Extend the changelog below past its final entry, adding further items in the same format.

Excerpt =>
+===+

- ·Trust: SweepHistory, GlobalStats, and LeaderboardTable now show explicit error states when their fetch fails, instead of rendering nothing or 'No history yet' which looked indistinguishable from a real empty state.
- ·Trust: scoring.ts getGradeFromScore is now defensive against non-numeric inputs (was silently returning F via lexicographic string comparison).
- ·Trust: sweep error categorizer now preserves SubmitSimulationError.userMessage on the outer catch path — actionable 'Wallet does not have enough SOL to pay transaction fees' messages no longer get overwritten with generic 'Sweep failed' when the throw bubbles past the inner per-tx loop.
- ·Privacy: NEXT_PUBLIC_TREASURY_WALLET is no longer baked into the client bundle. The treasury address was previously recoverable via view-source despite never appearing in rendered UI. Server-side verifyAllSignedTransactions is the authoritative destination gate; tip-jar still verifies the transfer AMOUNT it asked for, just not the address.
- ·Phantom Blowfish mitigations: every sweep tx now carries an SPL Memo (`SolScore: close N empty token accts (M/total)`) — Phantom's confirm dialog + Solscan/SolanaFM now show explicit context instead of an opaque blob. Reduces drainer-pattern false-positives on close+outbound-transfer txs.
- ·Phantom Blowfish: site now ships robots.txt, sitemap.xml, JSON-LD Organization + SoftwareApplication structured data (Schema.org), Twitter site/creator handles, stronger Open Graph copy, and an OG-image route fallback so a Neon outage doesn't blank the preview thumbnail wallet reviewers scrape.

+===+

Page layout parsing data =>
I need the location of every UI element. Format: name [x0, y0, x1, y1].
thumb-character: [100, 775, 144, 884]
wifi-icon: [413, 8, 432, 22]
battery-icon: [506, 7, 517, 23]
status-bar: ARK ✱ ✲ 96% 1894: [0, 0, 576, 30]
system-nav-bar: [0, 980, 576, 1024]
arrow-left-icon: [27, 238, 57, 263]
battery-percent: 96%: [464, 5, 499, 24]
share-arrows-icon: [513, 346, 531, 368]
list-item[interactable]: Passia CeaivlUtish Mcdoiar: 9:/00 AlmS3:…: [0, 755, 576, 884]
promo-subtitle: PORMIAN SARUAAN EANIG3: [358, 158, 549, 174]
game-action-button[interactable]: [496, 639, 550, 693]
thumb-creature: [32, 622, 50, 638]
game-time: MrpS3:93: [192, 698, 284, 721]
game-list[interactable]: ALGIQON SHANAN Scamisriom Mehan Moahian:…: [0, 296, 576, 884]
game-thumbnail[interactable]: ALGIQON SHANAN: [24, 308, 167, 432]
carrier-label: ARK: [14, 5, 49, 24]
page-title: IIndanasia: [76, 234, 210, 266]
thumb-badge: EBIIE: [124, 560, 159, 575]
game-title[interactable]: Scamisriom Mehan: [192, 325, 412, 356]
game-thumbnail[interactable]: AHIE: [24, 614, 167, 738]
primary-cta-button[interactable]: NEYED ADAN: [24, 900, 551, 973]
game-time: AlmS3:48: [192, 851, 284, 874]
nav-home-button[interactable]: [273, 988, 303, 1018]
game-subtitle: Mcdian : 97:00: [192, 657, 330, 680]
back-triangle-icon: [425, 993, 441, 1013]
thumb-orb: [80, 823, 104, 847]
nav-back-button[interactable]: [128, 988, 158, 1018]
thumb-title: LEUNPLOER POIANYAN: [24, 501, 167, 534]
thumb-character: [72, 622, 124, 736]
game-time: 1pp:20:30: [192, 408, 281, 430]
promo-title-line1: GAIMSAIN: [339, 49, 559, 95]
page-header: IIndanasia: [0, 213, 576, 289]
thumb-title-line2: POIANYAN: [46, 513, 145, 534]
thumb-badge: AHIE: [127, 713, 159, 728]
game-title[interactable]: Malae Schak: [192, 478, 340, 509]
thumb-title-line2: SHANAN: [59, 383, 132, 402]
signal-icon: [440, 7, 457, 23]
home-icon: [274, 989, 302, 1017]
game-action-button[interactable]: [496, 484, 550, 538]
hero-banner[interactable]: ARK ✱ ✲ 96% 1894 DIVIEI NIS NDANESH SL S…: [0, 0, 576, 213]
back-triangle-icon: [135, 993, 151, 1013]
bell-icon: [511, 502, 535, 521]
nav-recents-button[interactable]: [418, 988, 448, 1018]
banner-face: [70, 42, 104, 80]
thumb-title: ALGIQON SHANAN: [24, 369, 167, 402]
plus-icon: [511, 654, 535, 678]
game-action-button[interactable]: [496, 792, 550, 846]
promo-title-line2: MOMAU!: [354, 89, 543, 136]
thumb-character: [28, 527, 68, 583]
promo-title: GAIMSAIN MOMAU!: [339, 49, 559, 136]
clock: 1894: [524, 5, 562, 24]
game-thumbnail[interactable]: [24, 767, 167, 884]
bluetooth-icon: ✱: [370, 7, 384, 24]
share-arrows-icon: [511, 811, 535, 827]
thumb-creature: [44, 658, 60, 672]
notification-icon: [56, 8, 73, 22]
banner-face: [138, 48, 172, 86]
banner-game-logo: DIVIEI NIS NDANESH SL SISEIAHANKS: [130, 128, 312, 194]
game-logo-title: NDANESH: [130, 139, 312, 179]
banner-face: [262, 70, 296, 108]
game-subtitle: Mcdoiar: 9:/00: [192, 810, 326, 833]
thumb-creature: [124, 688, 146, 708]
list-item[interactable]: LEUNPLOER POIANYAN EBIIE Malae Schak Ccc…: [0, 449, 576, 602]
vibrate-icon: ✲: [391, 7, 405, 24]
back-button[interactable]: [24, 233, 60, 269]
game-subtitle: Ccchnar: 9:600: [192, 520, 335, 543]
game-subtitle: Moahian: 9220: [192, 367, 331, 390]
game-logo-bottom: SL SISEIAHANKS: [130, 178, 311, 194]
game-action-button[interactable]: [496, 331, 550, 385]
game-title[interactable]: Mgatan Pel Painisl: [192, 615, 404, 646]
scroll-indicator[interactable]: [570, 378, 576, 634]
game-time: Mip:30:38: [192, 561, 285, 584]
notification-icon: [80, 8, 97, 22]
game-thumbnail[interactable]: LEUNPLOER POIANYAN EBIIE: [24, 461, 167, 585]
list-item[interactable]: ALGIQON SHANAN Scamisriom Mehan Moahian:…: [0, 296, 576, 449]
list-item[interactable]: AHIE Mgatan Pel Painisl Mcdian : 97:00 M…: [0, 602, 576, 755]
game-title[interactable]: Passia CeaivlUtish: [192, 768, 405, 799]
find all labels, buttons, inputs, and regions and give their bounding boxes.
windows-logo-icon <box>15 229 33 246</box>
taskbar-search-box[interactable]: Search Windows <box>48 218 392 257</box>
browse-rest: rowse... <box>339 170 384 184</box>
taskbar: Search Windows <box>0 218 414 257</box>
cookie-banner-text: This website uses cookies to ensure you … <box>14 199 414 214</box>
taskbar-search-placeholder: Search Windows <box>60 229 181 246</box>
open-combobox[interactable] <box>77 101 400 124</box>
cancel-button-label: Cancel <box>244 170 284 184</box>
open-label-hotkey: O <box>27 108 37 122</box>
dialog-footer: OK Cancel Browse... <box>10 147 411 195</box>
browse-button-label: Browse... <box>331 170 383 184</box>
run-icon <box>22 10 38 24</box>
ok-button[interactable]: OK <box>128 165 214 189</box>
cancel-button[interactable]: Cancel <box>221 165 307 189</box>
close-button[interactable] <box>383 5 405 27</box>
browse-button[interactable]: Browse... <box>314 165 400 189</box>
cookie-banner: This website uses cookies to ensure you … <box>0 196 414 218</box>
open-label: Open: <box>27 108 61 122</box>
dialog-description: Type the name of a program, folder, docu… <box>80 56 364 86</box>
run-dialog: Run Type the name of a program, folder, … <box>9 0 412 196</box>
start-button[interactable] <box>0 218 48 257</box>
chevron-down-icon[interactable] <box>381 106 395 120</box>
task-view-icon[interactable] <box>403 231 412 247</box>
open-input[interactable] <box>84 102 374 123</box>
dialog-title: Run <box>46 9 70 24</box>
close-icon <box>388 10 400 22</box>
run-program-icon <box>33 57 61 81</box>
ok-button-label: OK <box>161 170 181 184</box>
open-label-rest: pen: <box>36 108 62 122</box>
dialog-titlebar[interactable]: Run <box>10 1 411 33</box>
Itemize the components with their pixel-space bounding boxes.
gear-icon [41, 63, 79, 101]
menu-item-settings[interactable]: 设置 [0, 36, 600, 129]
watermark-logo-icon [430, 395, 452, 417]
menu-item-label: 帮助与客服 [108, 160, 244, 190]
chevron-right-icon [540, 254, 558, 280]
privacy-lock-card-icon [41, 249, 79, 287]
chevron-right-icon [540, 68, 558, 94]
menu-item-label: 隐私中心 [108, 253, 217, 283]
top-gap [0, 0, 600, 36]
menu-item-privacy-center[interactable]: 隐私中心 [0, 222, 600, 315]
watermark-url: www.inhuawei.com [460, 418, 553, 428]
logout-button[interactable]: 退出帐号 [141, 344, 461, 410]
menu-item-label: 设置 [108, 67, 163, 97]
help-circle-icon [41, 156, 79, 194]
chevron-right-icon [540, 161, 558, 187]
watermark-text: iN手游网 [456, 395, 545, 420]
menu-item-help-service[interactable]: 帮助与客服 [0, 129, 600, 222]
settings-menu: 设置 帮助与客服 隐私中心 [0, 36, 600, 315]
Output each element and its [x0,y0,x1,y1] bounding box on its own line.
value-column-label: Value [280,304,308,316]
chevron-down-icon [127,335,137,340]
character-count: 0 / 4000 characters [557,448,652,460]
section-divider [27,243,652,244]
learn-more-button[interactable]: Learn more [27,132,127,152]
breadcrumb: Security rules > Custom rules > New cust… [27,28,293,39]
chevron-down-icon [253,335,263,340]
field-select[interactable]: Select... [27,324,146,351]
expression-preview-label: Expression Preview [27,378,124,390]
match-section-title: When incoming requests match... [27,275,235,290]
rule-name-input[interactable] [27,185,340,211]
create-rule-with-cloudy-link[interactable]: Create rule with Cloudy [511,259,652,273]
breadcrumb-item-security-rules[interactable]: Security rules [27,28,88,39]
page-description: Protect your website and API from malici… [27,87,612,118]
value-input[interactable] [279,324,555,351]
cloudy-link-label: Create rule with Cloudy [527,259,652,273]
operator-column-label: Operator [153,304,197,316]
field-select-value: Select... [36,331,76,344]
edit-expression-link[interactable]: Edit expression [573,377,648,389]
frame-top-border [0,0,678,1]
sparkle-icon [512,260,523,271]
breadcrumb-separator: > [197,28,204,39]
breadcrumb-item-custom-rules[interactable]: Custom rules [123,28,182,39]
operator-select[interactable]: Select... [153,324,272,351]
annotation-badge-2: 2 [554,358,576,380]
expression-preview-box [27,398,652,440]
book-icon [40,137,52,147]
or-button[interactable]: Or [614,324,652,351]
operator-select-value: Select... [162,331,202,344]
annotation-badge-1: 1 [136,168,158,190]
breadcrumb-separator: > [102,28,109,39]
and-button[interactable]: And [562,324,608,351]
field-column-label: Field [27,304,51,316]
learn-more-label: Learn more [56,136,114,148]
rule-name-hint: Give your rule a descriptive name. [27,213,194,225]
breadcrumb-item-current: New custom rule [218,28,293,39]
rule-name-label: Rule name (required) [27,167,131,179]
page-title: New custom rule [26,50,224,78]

+===+

The answer =>
- ·Mobile: nav at 360px no longer overflows. Primary actions (Sweep, Leaderboard) inline; secondary routes (Fees, Stats, Security, Changelog) behind a hamburger Sheet. Every touch target now ≥44px (WCAG/Apple HIG).
- ·Mobile: leaderboard table no longer hides Swept + Reclaimed columns on small screens — they're now stacked as a muted secondary row under the wallet, so phone users actually see the SOL numbers that make the leaderboard interesting.
- ·Accessibility: confirm-sweep dialog rewritten on Radix Dialog (shadcn) — proper focus trap, return-focus on close, aria-describedby. Previous hand-rolled overlay had role=dialog but none of the actual focus management. Account-selector checkbox now has a visible focus-ring. Sweep dashboard has sr-only h2 landmarks. Wallet-deeplink emoji are now aria-hidden. --muted-foreground lightened from oklch(0.65) to oklch(0.74) to clear WCAG AA contrast on small text.
- ·Rate limits: /api/build-transactions now per-wallet rate-limited (was per-IP only — the more expensive endpoint deserves the tighter budget). /api/scan correctly upgrades to the batchScan tier (3/60s) when the request actually contains multiple wallets (previously every scan landed in the lighter scan tier, so attackers could 10x their RPC burn rate by batching).
- ·Rate limits: missing forwarding headers now bucket by user-agent fingerprint instead of collapsing every header-stripped client into a single 'unknown' token — one attacker can no longer saturate the shared bucket and DoS every Tor/VPN exit out of the budget.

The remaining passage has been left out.